» **RECORD SET**:
+++

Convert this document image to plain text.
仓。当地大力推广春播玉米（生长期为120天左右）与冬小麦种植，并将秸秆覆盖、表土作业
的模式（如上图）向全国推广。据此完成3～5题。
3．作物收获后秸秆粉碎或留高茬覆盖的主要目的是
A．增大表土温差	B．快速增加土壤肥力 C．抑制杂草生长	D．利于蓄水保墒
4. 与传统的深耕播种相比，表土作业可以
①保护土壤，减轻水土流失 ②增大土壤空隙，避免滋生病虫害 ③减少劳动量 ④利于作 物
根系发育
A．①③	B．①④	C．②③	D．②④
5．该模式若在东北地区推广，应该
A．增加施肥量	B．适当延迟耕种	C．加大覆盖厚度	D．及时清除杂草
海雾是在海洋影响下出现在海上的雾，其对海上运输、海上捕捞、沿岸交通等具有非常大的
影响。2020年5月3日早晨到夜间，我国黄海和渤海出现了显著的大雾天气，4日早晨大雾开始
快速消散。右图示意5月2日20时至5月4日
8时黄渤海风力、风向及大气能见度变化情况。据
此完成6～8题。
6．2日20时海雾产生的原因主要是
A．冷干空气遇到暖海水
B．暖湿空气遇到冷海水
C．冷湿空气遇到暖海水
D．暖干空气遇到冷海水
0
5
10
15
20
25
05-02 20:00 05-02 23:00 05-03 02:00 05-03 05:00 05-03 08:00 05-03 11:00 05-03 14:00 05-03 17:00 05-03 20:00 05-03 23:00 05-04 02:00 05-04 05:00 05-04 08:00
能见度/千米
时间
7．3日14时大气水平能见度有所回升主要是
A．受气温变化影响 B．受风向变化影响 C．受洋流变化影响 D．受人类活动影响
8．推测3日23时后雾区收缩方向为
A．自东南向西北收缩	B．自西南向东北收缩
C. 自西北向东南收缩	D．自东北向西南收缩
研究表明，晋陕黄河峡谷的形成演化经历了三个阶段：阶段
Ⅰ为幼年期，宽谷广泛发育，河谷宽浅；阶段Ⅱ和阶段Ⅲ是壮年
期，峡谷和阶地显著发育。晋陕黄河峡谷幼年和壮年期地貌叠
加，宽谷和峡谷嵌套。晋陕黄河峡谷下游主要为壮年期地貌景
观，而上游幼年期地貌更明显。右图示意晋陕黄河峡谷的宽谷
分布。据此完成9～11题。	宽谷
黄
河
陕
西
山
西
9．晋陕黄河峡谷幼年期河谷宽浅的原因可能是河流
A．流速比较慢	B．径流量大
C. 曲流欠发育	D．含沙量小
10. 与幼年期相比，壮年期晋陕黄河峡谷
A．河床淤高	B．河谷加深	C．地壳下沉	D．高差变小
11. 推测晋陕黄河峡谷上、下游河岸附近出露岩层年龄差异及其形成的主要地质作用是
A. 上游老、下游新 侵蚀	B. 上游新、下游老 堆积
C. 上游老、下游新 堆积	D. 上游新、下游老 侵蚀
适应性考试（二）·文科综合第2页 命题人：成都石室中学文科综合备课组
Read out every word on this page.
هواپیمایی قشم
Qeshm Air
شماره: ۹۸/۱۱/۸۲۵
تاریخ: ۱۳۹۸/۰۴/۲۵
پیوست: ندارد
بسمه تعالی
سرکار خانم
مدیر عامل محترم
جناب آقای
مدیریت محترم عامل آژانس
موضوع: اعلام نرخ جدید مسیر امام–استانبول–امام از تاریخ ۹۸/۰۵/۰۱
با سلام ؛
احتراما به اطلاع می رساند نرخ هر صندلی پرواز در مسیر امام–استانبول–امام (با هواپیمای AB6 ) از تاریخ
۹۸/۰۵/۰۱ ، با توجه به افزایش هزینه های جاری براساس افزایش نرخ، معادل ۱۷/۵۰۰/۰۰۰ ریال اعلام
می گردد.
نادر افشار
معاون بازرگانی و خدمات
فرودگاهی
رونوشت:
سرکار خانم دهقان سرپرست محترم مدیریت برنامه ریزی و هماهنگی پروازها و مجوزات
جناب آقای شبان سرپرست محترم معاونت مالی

+++

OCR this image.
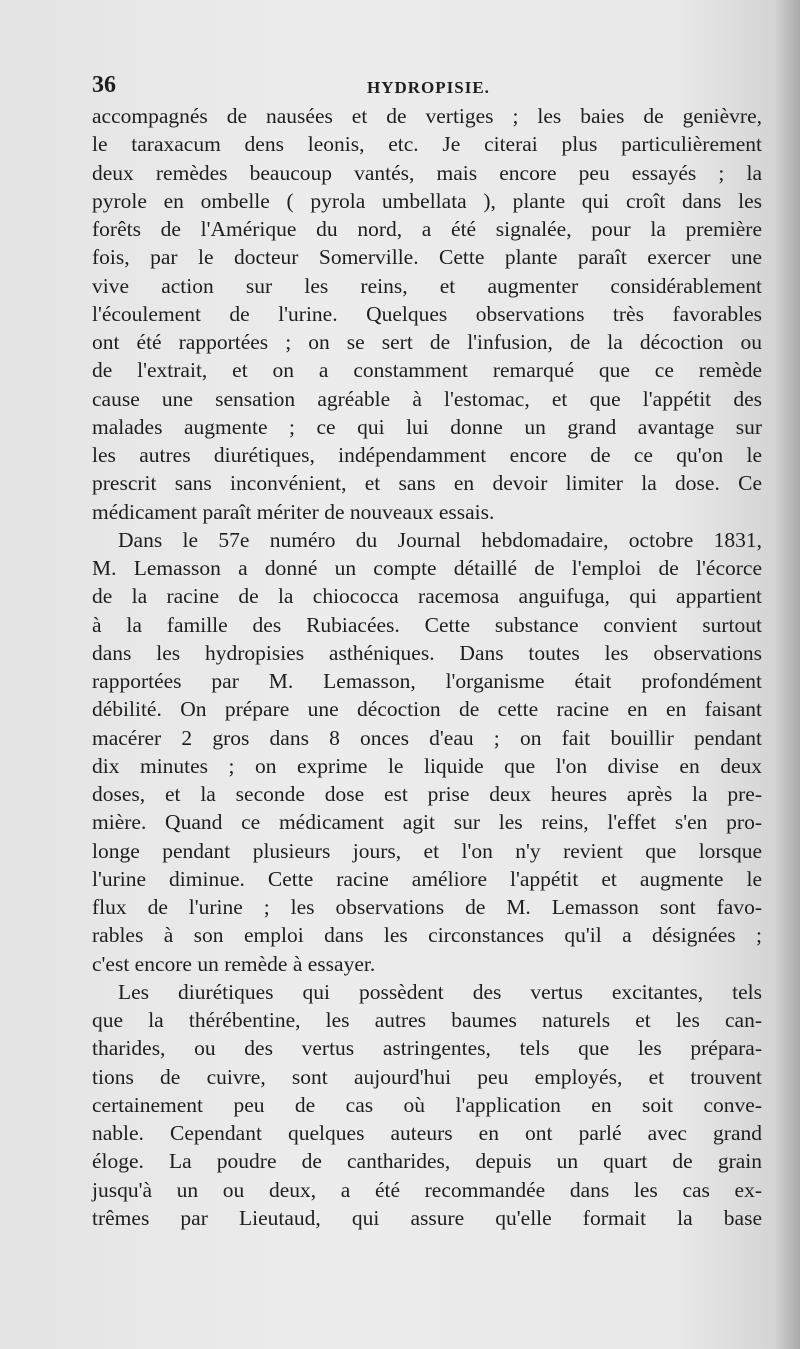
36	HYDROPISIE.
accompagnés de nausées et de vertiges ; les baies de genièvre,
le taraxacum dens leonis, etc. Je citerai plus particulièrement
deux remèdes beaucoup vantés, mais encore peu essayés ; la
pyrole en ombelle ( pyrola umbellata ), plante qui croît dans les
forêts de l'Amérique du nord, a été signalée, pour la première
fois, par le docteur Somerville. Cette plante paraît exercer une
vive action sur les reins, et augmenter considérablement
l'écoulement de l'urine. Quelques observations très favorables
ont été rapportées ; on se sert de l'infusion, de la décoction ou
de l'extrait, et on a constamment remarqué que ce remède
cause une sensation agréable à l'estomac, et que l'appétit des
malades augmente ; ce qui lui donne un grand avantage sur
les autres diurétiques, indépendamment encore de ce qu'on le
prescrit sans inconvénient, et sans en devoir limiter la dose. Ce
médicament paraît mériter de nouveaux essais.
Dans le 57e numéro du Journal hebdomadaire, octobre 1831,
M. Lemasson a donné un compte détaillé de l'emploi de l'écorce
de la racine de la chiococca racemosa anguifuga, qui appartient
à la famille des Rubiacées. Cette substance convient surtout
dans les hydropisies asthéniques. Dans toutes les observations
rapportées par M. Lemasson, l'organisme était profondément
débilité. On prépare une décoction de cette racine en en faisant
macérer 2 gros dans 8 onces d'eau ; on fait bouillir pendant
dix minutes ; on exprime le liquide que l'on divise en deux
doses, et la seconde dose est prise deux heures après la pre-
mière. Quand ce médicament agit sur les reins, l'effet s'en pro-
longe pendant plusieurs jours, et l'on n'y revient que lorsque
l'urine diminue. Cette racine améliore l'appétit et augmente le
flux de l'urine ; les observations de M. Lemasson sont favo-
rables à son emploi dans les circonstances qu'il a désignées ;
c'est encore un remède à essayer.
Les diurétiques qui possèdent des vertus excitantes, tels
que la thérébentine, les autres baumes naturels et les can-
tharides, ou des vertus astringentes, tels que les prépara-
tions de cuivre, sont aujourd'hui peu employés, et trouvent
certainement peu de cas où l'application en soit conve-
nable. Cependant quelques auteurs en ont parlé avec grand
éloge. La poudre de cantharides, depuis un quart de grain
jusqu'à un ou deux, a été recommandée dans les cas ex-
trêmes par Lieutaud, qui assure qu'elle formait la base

+++

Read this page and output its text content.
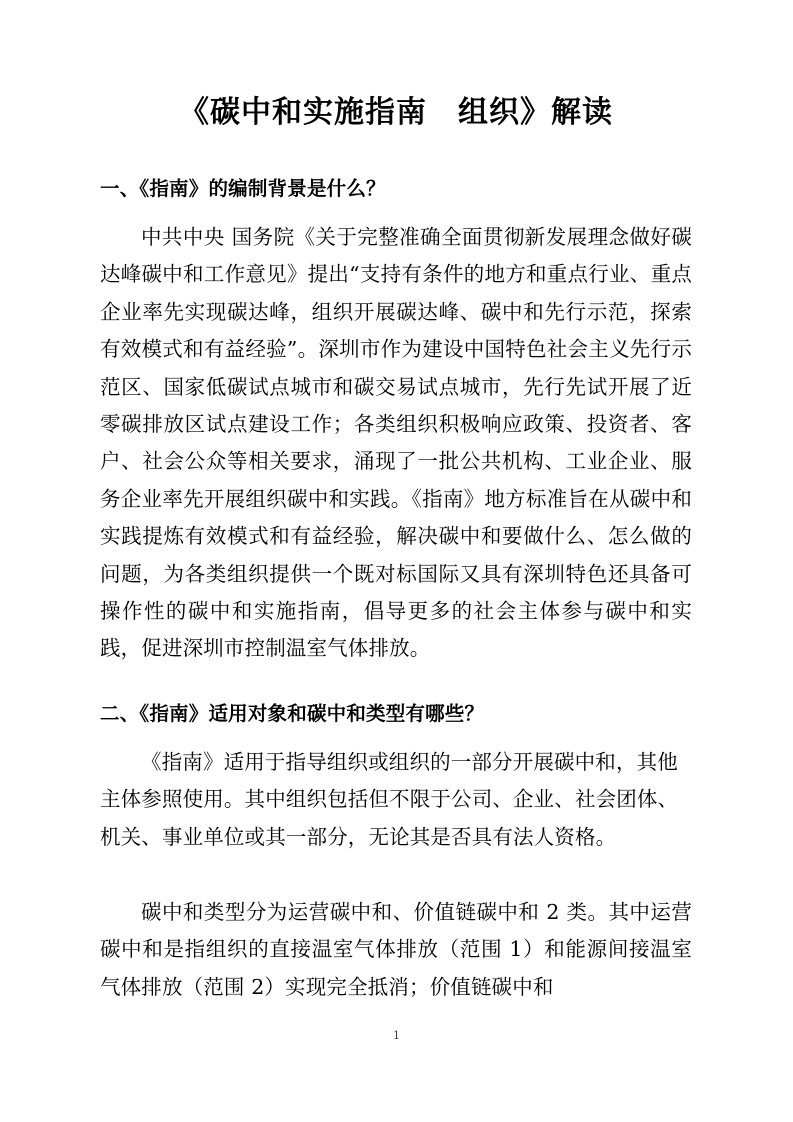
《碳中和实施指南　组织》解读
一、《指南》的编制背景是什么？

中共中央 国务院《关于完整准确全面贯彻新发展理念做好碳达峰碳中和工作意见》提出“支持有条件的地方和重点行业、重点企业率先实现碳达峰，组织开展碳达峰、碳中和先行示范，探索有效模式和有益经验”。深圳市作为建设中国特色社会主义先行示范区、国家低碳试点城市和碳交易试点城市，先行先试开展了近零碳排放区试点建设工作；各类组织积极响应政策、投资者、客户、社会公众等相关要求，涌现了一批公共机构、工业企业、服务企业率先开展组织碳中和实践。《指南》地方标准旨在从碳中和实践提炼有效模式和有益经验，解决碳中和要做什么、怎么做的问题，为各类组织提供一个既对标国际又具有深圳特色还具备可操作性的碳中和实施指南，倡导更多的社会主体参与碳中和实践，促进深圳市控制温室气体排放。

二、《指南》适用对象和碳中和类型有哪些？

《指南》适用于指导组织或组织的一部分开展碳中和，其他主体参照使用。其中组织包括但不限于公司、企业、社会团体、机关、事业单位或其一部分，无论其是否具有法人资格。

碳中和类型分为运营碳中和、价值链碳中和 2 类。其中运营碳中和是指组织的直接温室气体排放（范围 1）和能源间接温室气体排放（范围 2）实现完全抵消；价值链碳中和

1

+++

» **TASK DESCRIPTION**:
Say how many lines of the data include the word "سرکار". Respond with the number alone.

» **SOLUTION FOR THIS PROBLEM**:
2